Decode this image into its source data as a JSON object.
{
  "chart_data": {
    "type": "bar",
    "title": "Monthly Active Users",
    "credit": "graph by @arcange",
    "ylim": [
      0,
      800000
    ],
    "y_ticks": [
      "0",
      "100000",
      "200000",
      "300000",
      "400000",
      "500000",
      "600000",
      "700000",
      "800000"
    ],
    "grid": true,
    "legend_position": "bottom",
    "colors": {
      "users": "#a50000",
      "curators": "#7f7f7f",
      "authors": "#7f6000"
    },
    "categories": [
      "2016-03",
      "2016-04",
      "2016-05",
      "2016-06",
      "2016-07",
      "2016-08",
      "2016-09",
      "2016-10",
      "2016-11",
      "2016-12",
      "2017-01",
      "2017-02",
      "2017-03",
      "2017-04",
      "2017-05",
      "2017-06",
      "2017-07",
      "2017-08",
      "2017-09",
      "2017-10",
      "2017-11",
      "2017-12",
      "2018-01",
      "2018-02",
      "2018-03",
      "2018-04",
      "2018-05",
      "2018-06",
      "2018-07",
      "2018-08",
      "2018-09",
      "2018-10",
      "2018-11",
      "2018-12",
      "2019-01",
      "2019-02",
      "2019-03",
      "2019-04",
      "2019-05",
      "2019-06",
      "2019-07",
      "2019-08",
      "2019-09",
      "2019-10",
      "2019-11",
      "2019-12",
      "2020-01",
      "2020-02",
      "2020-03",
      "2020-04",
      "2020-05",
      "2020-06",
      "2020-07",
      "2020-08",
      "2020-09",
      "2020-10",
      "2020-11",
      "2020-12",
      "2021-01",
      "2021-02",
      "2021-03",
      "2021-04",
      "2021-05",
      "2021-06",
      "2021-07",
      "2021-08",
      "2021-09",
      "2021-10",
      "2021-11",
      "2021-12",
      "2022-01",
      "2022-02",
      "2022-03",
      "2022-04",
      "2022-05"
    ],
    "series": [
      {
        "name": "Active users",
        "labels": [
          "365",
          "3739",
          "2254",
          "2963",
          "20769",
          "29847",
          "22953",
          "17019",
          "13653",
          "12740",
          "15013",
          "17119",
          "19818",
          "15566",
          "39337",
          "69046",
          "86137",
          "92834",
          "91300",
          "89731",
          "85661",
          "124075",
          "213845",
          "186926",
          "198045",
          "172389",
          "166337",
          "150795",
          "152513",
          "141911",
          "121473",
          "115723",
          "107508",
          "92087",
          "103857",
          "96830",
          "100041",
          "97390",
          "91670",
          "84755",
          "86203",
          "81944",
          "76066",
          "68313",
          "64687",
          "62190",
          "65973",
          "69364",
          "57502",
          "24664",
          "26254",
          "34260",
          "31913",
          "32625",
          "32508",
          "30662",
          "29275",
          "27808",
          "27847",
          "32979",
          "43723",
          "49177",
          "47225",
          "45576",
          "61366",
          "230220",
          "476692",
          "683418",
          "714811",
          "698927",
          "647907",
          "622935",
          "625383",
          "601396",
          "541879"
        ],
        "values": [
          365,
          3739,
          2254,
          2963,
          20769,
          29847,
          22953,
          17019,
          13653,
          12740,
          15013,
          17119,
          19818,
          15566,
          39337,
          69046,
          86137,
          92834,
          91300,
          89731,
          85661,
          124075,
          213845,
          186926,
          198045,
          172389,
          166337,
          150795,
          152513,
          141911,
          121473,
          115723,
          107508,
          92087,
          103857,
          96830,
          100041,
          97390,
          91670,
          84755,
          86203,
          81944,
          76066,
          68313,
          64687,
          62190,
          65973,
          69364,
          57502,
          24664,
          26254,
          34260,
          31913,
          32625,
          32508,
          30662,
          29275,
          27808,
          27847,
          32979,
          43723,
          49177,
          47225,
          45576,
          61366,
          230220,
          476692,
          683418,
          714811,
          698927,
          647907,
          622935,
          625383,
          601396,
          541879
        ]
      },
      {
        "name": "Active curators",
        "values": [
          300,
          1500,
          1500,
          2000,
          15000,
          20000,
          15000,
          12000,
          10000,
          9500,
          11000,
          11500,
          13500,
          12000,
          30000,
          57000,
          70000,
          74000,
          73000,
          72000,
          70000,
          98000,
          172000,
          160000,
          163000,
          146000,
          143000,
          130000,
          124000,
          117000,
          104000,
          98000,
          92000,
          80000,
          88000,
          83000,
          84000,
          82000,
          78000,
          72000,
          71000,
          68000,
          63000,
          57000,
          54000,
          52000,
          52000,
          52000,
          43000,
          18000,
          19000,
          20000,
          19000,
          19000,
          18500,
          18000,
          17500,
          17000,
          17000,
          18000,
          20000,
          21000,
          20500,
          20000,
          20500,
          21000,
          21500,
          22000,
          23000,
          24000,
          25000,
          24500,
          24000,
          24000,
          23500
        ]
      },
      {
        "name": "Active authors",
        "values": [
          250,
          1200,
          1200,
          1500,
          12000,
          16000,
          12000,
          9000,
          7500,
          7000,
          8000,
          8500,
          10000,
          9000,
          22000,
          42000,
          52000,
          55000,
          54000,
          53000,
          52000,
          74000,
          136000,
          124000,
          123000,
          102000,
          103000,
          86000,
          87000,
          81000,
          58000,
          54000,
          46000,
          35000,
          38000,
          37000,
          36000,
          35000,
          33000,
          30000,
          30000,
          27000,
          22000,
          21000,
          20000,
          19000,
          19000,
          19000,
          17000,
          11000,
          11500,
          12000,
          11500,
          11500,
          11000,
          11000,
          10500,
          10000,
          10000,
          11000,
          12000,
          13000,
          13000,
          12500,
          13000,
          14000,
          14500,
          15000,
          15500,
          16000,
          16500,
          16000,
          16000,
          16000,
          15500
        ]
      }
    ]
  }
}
◆ ◆ ◆ ◆
■ Exercise aim ■
Some lines of the data may hold the word "authors". Say how many do, with nothing else.

■ Reply to the exercise ■
2